→ **WHAT YOU SHOULD DO**:
Output the records exactly. Include every line.

→ **EXERCISE DATA**:

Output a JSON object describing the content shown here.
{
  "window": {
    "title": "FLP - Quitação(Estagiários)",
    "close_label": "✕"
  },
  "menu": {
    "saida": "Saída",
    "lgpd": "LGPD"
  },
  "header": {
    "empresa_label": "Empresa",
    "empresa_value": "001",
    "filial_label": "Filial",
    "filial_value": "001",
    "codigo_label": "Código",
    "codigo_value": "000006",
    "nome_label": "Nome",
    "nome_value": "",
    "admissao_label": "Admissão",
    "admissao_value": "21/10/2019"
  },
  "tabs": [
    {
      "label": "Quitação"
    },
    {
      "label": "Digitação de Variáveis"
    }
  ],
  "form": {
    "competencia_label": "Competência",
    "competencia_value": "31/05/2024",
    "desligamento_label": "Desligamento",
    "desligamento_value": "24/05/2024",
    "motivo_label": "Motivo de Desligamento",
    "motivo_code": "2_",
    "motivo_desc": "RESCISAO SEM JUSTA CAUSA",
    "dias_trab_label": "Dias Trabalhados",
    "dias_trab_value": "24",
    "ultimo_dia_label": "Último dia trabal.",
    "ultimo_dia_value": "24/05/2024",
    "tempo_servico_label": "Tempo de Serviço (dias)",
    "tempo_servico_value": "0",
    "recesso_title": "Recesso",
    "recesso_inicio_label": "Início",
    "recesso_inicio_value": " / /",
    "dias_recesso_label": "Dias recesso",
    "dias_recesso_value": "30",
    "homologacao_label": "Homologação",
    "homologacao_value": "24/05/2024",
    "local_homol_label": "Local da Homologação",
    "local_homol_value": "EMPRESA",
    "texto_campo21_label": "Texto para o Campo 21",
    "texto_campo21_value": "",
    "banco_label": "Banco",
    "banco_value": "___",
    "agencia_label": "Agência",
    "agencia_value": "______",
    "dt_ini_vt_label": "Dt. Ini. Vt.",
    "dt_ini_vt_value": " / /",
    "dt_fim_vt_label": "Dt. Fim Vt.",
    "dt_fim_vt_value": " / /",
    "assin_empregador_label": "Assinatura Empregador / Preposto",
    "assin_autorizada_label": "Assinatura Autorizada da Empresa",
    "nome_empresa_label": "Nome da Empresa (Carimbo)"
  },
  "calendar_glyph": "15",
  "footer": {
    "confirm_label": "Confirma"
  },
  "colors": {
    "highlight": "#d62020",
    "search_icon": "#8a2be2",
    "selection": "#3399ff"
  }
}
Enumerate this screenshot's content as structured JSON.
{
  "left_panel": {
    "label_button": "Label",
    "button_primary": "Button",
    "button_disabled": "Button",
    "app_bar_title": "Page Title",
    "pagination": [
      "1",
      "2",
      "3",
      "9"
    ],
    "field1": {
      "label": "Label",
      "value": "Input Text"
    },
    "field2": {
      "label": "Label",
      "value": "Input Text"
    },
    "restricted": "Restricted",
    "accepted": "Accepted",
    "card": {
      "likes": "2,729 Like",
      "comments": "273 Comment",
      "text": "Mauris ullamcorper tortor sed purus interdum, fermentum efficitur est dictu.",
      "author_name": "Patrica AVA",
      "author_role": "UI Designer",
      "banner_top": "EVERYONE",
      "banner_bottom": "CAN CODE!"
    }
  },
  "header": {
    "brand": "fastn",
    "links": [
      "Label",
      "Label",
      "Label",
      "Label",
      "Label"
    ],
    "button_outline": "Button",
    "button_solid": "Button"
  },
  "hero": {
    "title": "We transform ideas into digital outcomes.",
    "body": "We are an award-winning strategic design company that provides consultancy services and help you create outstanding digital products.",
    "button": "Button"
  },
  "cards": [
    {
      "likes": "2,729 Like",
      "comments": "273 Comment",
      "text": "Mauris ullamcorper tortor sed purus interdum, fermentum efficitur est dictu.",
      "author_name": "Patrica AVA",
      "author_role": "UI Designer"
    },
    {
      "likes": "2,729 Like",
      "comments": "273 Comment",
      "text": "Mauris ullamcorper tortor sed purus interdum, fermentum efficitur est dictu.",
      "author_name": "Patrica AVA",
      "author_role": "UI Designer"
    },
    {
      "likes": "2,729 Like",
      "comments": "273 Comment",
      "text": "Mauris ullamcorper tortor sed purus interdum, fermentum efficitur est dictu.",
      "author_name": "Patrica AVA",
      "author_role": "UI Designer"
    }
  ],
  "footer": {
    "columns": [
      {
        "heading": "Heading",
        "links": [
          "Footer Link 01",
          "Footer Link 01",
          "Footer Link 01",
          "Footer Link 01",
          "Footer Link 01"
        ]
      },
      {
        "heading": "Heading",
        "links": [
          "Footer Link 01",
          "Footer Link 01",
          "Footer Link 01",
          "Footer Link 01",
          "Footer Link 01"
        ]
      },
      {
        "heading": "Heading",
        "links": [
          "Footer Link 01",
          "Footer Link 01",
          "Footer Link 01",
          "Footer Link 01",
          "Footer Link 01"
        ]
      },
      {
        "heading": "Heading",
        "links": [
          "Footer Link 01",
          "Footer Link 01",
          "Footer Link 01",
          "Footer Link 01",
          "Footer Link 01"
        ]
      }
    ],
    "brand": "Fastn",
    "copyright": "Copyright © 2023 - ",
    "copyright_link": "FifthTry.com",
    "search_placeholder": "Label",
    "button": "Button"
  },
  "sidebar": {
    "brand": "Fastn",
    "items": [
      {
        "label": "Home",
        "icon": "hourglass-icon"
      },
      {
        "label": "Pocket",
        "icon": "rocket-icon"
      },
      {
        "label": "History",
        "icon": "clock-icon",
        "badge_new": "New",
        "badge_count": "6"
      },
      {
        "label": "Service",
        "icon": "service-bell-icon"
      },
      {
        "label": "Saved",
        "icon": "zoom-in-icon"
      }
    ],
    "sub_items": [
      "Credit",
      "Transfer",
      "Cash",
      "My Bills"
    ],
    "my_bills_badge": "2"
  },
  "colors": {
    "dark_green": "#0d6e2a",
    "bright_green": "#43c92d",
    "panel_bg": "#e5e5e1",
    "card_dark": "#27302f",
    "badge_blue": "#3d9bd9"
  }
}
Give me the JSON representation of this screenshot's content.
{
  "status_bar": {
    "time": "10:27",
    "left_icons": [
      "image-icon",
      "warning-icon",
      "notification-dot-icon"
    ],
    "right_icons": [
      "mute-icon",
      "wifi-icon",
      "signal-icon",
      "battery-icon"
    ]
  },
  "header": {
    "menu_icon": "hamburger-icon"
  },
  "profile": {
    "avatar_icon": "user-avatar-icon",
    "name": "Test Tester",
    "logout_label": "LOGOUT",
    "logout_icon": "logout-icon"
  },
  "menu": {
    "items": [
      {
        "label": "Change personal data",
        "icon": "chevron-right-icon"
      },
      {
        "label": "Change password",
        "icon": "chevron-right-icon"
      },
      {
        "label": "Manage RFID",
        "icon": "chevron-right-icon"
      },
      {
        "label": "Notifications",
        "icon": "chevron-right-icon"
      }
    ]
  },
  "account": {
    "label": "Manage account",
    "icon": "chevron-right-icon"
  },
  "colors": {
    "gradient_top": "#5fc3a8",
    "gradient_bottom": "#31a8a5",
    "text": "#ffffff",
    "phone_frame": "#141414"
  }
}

→ **SOLUTION TO THIS EXERCISE**:
Output a JSON object describing the content shown here.
{
  "window": {
    "title": "FLP - Quitação(Estagiários)",
    "close_label": "✕"
  },
  "menu": {
    "saida": "Saída",
    "lgpd": "LGPD"
  },
  "header": {
    "empresa_label": "Empresa",
    "empresa_value": "001",
    "filial_label": "Filial",
    "filial_value": "001",
    "codigo_label": "Código",
    "codigo_value": "000006",
    "nome_label": "Nome",
    "nome_value": "",
    "admissao_label": "Admissão",
    "admissao_value": "21/10/2019"
  },
  "tabs": [
    {
      "label": "Quitação"
    },
    {
      "label": "Digitação de Variáveis"
    }
  ],
  "form": {
    "competencia_label": "Competência",
    "competencia_value": "31/05/2024",
    "desligamento_label": "Desligamento",
    "desligamento_value": "24/05/2024",
    "motivo_label": "Motivo de Desligamento",
    "motivo_code": "2_",
    "motivo_desc": "RESCISAO SEM JUSTA CAUSA",
    "dias_trab_label": "Dias Trabalhados",
    "dias_trab_value": "24",
    "ultimo_dia_label": "Último dia trabal.",
    "ultimo_dia_value": "24/05/2024",
    "tempo_servico_label": "Tempo de Serviço (dias)",
    "tempo_servico_value": "0",
    "recesso_title": "Recesso",
    "recesso_inicio_label": "Início",
    "recesso_inicio_value": " / /",
    "dias_recesso_label": "Dias recesso",
    "dias_recesso_value": "30",
    "homologacao_label": "Homologação",
    "homologacao_value": "24/05/2024",
    "local_homol_label": "Local da Homologação",
    "local_homol_value": "EMPRESA",
    "texto_campo21_label": "Texto para o Campo 21",
    "texto_campo21_value": "",
    "banco_label": "Banco",
    "banco_value": "___",
    "agencia_label": "Agência",
    "agencia_value": "______",
    "dt_ini_vt_label": "Dt. Ini. Vt.",
    "dt_ini_vt_value": " / /",
    "dt_fim_vt_label": "Dt. Fim Vt.",
    "dt_fim_vt_value": " / /",
    "assin_empregador_label": "Assinatura Empregador / Preposto",
    "assin_autorizada_label": "Assinatura Autorizada da Empresa",
    "nome_empresa_label": "Nome da Empresa (Carimbo)"
  },
  "calendar_glyph": "15",
  "footer": {
    "confirm_label": "Confirma"
  },
  "colors": {
    "highlight": "#d62020",
    "search_icon": "#8a2be2",
    "selection": "#3399ff"
  }
}
Enumerate this screenshot's content as structured JSON.
{
  "left_panel": {
    "label_button": "Label",
    "button_primary": "Button",
    "button_disabled": "Button",
    "app_bar_title": "Page Title",
    "pagination": [
      "1",
      "2",
      "3",
      "9"
    ],
    "field1": {
      "label": "Label",
      "value": "Input Text"
    },
    "field2": {
      "label": "Label",
      "value": "Input Text"
    },
    "restricted": "Restricted",
    "accepted": "Accepted",
    "card": {
      "likes": "2,729 Like",
      "comments": "273 Comment",
      "text": "Mauris ullamcorper tortor sed purus interdum, fermentum efficitur est dictu.",
      "author_name": "Patrica AVA",
      "author_role": "UI Designer",
      "banner_top": "EVERYONE",
      "banner_bottom": "CAN CODE!"
    }
  },
  "header": {
    "brand": "fastn",
    "links": [
      "Label",
      "Label",
      "Label",
      "Label",
      "Label"
    ],
    "button_outline": "Button",
    "button_solid": "Button"
  },
  "hero": {
    "title": "We transform ideas into digital outcomes.",
    "body": "We are an award-winning strategic design company that provides consultancy services and help you create outstanding digital products.",
    "button": "Button"
  },
  "cards": [
    {
      "likes": "2,729 Like",
      "comments": "273 Comment",
      "text": "Mauris ullamcorper tortor sed purus interdum, fermentum efficitur est dictu.",
      "author_name": "Patrica AVA",
      "author_role": "UI Designer"
    },
    {
      "likes": "2,729 Like",
      "comments": "273 Comment",
      "text": "Mauris ullamcorper tortor sed purus interdum, fermentum efficitur est dictu.",
      "author_name": "Patrica AVA",
      "author_role": "UI Designer"
    },
    {
      "likes": "2,729 Like",
      "comments": "273 Comment",
      "text": "Mauris ullamcorper tortor sed purus interdum, fermentum efficitur est dictu.",
      "author_name": "Patrica AVA",
      "author_role": "UI Designer"
    }
  ],
  "footer": {
    "columns": [
      {
        "heading": "Heading",
        "links": [
          "Footer Link 01",
          "Footer Link 01",
          "Footer Link 01",
          "Footer Link 01",
          "Footer Link 01"
        ]
      },
      {
        "heading": "Heading",
        "links": [
          "Footer Link 01",
          "Footer Link 01",
          "Footer Link 01",
          "Footer Link 01",
          "Footer Link 01"
        ]
      },
      {
        "heading": "Heading",
        "links": [
          "Footer Link 01",
          "Footer Link 01",
          "Footer Link 01",
          "Footer Link 01",
          "Footer Link 01"
        ]
      },
      {
        "heading": "Heading",
        "links": [
          "Footer Link 01",
          "Footer Link 01",
          "Footer Link 01",
          "Footer Link 01",
          "Footer Link 01"
        ]
      }
    ],
    "brand": "Fastn",
    "copyright": "Copyright © 2023 - ",
    "copyright_link": "FifthTry.com",
    "search_placeholder": "Label",
    "button": "Button"
  },
  "sidebar": {
    "brand": "Fastn",
    "items": [
      {
        "label": "Home",
        "icon": "hourglass-icon"
      },
      {
        "label": "Pocket",
        "icon": "rocket-icon"
      },
      {
        "label": "History",
        "icon": "clock-icon",
        "badge_new": "New",
        "badge_count": "6"
      },
      {
        "label": "Service",
        "icon": "service-bell-icon"
      },
      {
        "label": "Saved",
        "icon": "zoom-in-icon"
      }
    ],
    "sub_items": [
      "Credit",
      "Transfer",
      "Cash",
      "My Bills"
    ],
    "my_bills_badge": "2"
  },
  "colors": {
    "dark_green": "#0d6e2a",
    "bright_green": "#43c92d",
    "panel_bg": "#e5e5e1",
    "card_dark": "#27302f",
    "badge_blue": "#3d9bd9"
  }
}
Give me the JSON representation of this screenshot's content.
{
  "status_bar": {
    "time": "10:27",
    "left_icons": [
      "image-icon",
      "warning-icon",
      "notification-dot-icon"
    ],
    "right_icons": [
      "mute-icon",
      "wifi-icon",
      "signal-icon",
      "battery-icon"
    ]
  },
  "header": {
    "menu_icon": "hamburger-icon"
  },
  "profile": {
    "avatar_icon": "user-avatar-icon",
    "name": "Test Tester",
    "logout_label": "LOGOUT",
    "logout_icon": "logout-icon"
  },
  "menu": {
    "items": [
      {
        "label": "Change personal data",
        "icon": "chevron-right-icon"
      },
      {
        "label": "Change password",
        "icon": "chevron-right-icon"
      },
      {
        "label": "Manage RFID",
        "icon": "chevron-right-icon"
      },
      {
        "label": "Notifications",
        "icon": "chevron-right-icon"
      }
    ]
  },
  "account": {
    "label": "Manage account",
    "icon": "chevron-right-icon"
  },
  "colors": {
    "gradient_top": "#5fc3a8",
    "gradient_bottom": "#31a8a5",
    "text": "#ffffff",
    "phone_frame": "#141414"
  }
}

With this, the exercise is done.